(Records from a dataset)
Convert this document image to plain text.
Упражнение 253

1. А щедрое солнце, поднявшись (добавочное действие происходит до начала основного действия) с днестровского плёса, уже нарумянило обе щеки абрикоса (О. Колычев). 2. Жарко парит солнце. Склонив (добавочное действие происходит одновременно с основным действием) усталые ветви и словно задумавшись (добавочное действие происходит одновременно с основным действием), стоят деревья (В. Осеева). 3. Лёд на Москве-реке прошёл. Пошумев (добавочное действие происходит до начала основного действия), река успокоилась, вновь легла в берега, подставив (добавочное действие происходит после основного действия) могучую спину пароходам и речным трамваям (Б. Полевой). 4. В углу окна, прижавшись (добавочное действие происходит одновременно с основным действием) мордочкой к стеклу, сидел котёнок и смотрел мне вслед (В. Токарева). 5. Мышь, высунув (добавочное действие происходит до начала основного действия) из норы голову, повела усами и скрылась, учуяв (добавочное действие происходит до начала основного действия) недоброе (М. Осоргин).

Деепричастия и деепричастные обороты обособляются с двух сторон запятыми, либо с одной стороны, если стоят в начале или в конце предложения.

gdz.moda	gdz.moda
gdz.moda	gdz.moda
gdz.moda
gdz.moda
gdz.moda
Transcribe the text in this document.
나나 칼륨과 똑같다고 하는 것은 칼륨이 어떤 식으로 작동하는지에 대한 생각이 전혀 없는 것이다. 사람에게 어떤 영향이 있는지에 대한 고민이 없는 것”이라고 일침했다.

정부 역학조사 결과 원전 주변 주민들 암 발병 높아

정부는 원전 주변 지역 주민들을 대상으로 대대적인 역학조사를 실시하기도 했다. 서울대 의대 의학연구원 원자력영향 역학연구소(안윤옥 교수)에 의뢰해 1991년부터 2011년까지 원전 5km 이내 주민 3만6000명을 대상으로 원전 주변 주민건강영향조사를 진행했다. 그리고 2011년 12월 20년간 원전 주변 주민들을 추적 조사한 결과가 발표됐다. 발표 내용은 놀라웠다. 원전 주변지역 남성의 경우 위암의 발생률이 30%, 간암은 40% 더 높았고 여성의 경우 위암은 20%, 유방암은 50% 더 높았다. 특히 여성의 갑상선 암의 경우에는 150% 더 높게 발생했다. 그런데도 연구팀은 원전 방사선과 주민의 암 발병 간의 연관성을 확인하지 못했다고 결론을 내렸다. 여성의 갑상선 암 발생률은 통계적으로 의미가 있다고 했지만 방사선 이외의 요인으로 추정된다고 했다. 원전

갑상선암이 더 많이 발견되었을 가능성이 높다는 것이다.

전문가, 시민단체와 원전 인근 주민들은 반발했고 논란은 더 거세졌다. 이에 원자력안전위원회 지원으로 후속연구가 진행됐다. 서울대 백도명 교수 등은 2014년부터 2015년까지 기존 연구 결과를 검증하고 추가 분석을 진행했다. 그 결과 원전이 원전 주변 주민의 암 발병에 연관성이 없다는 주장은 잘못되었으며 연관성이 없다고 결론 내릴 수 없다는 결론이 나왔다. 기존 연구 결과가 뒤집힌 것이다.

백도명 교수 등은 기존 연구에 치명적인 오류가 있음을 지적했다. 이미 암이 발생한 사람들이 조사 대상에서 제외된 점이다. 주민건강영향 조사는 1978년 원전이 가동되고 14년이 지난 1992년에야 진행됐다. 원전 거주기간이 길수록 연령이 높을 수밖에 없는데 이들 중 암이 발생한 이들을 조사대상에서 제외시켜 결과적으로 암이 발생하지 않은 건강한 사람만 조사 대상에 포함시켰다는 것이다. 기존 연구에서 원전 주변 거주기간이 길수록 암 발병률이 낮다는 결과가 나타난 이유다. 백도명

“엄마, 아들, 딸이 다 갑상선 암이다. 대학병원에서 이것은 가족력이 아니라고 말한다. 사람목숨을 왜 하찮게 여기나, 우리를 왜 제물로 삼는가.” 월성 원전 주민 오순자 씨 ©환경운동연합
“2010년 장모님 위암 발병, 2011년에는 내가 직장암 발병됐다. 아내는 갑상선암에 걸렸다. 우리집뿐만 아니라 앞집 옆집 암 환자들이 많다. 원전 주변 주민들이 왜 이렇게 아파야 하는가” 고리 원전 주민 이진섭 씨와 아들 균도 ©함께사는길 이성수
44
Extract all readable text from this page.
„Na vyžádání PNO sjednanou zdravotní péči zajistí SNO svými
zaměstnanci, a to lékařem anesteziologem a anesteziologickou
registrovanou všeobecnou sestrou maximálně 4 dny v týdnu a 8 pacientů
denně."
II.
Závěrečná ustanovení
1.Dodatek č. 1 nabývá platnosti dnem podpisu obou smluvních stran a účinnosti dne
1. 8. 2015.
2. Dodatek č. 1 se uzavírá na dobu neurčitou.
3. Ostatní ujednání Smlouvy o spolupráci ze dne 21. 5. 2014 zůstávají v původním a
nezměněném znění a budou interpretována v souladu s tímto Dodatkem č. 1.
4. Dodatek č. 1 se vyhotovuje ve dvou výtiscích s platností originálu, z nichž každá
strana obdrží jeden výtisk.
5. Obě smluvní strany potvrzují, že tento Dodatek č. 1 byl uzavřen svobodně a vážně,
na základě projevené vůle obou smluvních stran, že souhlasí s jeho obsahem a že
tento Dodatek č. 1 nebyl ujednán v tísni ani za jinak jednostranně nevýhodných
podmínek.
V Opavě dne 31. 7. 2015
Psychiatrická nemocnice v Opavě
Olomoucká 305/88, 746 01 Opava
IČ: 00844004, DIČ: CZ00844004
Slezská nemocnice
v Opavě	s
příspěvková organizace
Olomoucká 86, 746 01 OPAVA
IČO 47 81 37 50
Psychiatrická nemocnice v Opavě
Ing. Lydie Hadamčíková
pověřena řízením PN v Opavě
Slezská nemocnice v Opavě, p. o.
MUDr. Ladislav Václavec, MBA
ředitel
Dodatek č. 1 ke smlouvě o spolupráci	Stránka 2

• **TASK DETAILS**: Wherever "Olomoucká" shows up in a line, copy that line.

• **PROBLEM SOLUTION**:
Olomoucká 305/88, 746 01 Opava
Olomoucká 86, 746 01 OPAVA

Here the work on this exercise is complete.